# [Objective]
Copy every entry precisely.

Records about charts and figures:
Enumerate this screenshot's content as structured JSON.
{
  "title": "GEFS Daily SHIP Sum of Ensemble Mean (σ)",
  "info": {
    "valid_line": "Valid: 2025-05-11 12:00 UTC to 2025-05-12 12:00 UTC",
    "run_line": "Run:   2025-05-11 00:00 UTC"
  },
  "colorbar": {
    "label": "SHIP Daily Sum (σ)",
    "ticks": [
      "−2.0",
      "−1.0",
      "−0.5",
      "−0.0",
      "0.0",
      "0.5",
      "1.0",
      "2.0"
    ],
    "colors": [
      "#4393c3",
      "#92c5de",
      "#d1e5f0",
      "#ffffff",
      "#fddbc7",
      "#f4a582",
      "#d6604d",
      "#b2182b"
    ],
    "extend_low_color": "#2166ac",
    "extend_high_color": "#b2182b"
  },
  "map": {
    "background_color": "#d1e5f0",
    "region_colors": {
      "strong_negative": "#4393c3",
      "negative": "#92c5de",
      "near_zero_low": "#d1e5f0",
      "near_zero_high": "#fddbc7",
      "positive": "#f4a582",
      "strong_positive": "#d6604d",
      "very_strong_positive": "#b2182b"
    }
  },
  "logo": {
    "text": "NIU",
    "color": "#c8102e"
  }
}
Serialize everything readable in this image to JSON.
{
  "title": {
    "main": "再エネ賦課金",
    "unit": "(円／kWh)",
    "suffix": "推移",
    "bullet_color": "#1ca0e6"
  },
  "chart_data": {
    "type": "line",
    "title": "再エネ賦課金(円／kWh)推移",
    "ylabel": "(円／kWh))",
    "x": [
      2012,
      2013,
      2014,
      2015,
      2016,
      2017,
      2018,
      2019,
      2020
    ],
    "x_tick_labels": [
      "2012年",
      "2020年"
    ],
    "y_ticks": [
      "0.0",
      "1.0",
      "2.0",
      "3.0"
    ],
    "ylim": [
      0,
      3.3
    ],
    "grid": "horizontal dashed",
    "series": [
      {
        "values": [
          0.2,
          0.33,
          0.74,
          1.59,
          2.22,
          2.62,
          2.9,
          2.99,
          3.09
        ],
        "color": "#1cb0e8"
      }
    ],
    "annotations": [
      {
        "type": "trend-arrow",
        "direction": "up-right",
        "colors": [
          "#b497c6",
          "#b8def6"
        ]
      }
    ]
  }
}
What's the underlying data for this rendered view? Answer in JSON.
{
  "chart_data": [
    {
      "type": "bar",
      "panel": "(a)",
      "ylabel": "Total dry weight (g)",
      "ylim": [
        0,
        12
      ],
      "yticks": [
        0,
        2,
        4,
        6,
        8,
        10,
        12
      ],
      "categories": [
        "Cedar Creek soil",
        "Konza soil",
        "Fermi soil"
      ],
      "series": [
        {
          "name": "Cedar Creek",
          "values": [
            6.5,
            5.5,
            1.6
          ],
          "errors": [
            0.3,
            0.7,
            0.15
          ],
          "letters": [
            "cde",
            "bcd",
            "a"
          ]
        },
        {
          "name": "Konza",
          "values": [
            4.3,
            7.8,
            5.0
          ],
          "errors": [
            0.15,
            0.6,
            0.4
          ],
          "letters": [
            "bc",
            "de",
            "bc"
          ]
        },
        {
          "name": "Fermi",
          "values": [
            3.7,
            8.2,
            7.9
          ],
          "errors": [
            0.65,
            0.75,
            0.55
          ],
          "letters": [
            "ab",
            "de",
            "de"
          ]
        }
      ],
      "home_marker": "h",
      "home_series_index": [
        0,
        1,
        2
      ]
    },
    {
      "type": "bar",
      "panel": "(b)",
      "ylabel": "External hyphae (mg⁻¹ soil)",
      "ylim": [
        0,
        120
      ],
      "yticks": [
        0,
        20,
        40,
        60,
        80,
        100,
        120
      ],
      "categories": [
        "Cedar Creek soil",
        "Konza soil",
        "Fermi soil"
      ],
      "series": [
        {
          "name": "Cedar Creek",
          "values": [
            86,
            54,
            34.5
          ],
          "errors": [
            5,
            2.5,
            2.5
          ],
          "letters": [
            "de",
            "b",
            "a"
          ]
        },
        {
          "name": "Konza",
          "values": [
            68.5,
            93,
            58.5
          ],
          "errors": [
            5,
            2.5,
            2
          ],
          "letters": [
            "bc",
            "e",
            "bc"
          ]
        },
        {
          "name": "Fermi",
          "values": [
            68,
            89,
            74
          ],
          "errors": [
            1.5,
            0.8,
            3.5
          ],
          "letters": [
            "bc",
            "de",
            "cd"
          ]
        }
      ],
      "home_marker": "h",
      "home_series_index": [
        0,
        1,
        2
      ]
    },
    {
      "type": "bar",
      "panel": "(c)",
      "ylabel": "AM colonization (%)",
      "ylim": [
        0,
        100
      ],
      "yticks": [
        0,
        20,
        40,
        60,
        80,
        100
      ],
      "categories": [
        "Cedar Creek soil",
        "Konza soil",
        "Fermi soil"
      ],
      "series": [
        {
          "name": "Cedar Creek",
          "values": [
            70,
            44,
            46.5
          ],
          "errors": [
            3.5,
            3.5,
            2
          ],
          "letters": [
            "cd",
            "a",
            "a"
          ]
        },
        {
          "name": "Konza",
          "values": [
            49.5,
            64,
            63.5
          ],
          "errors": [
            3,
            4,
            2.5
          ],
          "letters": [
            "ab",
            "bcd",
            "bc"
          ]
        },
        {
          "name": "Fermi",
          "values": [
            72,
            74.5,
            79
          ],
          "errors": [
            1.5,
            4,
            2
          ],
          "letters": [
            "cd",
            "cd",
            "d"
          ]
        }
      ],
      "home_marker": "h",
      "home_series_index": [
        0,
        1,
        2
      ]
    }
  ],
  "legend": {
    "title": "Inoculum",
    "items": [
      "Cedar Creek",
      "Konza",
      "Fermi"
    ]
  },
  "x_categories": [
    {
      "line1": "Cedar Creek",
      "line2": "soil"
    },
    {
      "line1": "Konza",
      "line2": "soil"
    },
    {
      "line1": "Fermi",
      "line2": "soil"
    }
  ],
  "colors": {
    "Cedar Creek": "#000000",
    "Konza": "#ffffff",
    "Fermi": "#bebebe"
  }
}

# [Result for this exercise]
Enumerate this screenshot's content as structured JSON.
{
  "title": "GEFS Daily SHIP Sum of Ensemble Mean (σ)",
  "info": {
    "valid_line": "Valid: 2025-05-11 12:00 UTC to 2025-05-12 12:00 UTC",
    "run_line": "Run:   2025-05-11 00:00 UTC"
  },
  "colorbar": {
    "label": "SHIP Daily Sum (σ)",
    "ticks": [
      "−2.0",
      "−1.0",
      "−0.5",
      "−0.0",
      "0.0",
      "0.5",
      "1.0",
      "2.0"
    ],
    "colors": [
      "#4393c3",
      "#92c5de",
      "#d1e5f0",
      "#ffffff",
      "#fddbc7",
      "#f4a582",
      "#d6604d",
      "#b2182b"
    ],
    "extend_low_color": "#2166ac",
    "extend_high_color": "#b2182b"
  },
  "map": {
    "background_color": "#d1e5f0",
    "region_colors": {
      "strong_negative": "#4393c3",
      "negative": "#92c5de",
      "near_zero_low": "#d1e5f0",
      "near_zero_high": "#fddbc7",
      "positive": "#f4a582",
      "strong_positive": "#d6604d",
      "very_strong_positive": "#b2182b"
    }
  },
  "logo": {
    "text": "NIU",
    "color": "#c8102e"
  }
}
Serialize everything readable in this image to JSON.
{
  "title": {
    "main": "再エネ賦課金",
    "unit": "(円／kWh)",
    "suffix": "推移",
    "bullet_color": "#1ca0e6"
  },
  "chart_data": {
    "type": "line",
    "title": "再エネ賦課金(円／kWh)推移",
    "ylabel": "(円／kWh))",
    "x": [
      2012,
      2013,
      2014,
      2015,
      2016,
      2017,
      2018,
      2019,
      2020
    ],
    "x_tick_labels": [
      "2012年",
      "2020年"
    ],
    "y_ticks": [
      "0.0",
      "1.0",
      "2.0",
      "3.0"
    ],
    "ylim": [
      0,
      3.3
    ],
    "grid": "horizontal dashed",
    "series": [
      {
        "values": [
          0.2,
          0.33,
          0.74,
          1.59,
          2.22,
          2.62,
          2.9,
          2.99,
          3.09
        ],
        "color": "#1cb0e8"
      }
    ],
    "annotations": [
      {
        "type": "trend-arrow",
        "direction": "up-right",
        "colors": [
          "#b497c6",
          "#b8def6"
        ]
      }
    ]
  }
}
What's the underlying data for this rendered view? Answer in JSON.
{
  "chart_data": [
    {
      "type": "bar",
      "panel": "(a)",
      "ylabel": "Total dry weight (g)",
      "ylim": [
        0,
        12
      ],
      "yticks": [
        0,
        2,
        4,
        6,
        8,
        10,
        12
      ],
      "categories": [
        "Cedar Creek soil",
        "Konza soil",
        "Fermi soil"
      ],
      "series": [
        {
          "name": "Cedar Creek",
          "values": [
            6.5,
            5.5,
            1.6
          ],
          "errors": [
            0.3,
            0.7,
            0.15
          ],
          "letters": [
            "cde",
            "bcd",
            "a"
          ]
        },
        {
          "name": "Konza",
          "values": [
            4.3,
            7.8,
            5.0
          ],
          "errors": [
            0.15,
            0.6,
            0.4
          ],
          "letters": [
            "bc",
            "de",
            "bc"
          ]
        },
        {
          "name": "Fermi",
          "values": [
            3.7,
            8.2,
            7.9
          ],
          "errors": [
            0.65,
            0.75,
            0.55
          ],
          "letters": [
            "ab",
            "de",
            "de"
          ]
        }
      ],
      "home_marker": "h",
      "home_series_index": [
        0,
        1,
        2
      ]
    },
    {
      "type": "bar",
      "panel": "(b)",
      "ylabel": "External hyphae (mg⁻¹ soil)",
      "ylim": [
        0,
        120
      ],
      "yticks": [
        0,
        20,
        40,
        60,
        80,
        100,
        120
      ],
      "categories": [
        "Cedar Creek soil",
        "Konza soil",
        "Fermi soil"
      ],
      "series": [
        {
          "name": "Cedar Creek",
          "values": [
            86,
            54,
            34.5
          ],
          "errors": [
            5,
            2.5,
            2.5
          ],
          "letters": [
            "de",
            "b",
            "a"
          ]
        },
        {
          "name": "Konza",
          "values": [
            68.5,
            93,
            58.5
          ],
          "errors": [
            5,
            2.5,
            2
          ],
          "letters": [
            "bc",
            "e",
            "bc"
          ]
        },
        {
          "name": "Fermi",
          "values": [
            68,
            89,
            74
          ],
          "errors": [
            1.5,
            0.8,
            3.5
          ],
          "letters": [
            "bc",
            "de",
            "cd"
          ]
        }
      ],
      "home_marker": "h",
      "home_series_index": [
        0,
        1,
        2
      ]
    },
    {
      "type": "bar",
      "panel": "(c)",
      "ylabel": "AM colonization (%)",
      "ylim": [
        0,
        100
      ],
      "yticks": [
        0,
        20,
        40,
        60,
        80,
        100
      ],
      "categories": [
        "Cedar Creek soil",
        "Konza soil",
        "Fermi soil"
      ],
      "series": [
        {
          "name": "Cedar Creek",
          "values": [
            70,
            44,
            46.5
          ],
          "errors": [
            3.5,
            3.5,
            2
          ],
          "letters": [
            "cd",
            "a",
            "a"
          ]
        },
        {
          "name": "Konza",
          "values": [
            49.5,
            64,
            63.5
          ],
          "errors": [
            3,
            4,
            2.5
          ],
          "letters": [
            "ab",
            "bcd",
            "bc"
          ]
        },
        {
          "name": "Fermi",
          "values": [
            72,
            74.5,
            79
          ],
          "errors": [
            1.5,
            4,
            2
          ],
          "letters": [
            "cd",
            "cd",
            "d"
          ]
        }
      ],
      "home_marker": "h",
      "home_series_index": [
        0,
        1,
        2
      ]
    }
  ],
  "legend": {
    "title": "Inoculum",
    "items": [
      "Cedar Creek",
      "Konza",
      "Fermi"
    ]
  },
  "x_categories": [
    {
      "line1": "Cedar Creek",
      "line2": "soil"
    },
    {
      "line1": "Konza",
      "line2": "soil"
    },
    {
      "line1": "Fermi",
      "line2": "soil"
    }
  ],
  "colors": {
    "Cedar Creek": "#000000",
    "Konza": "#ffffff",
    "Fermi": "#bebebe"
  }
}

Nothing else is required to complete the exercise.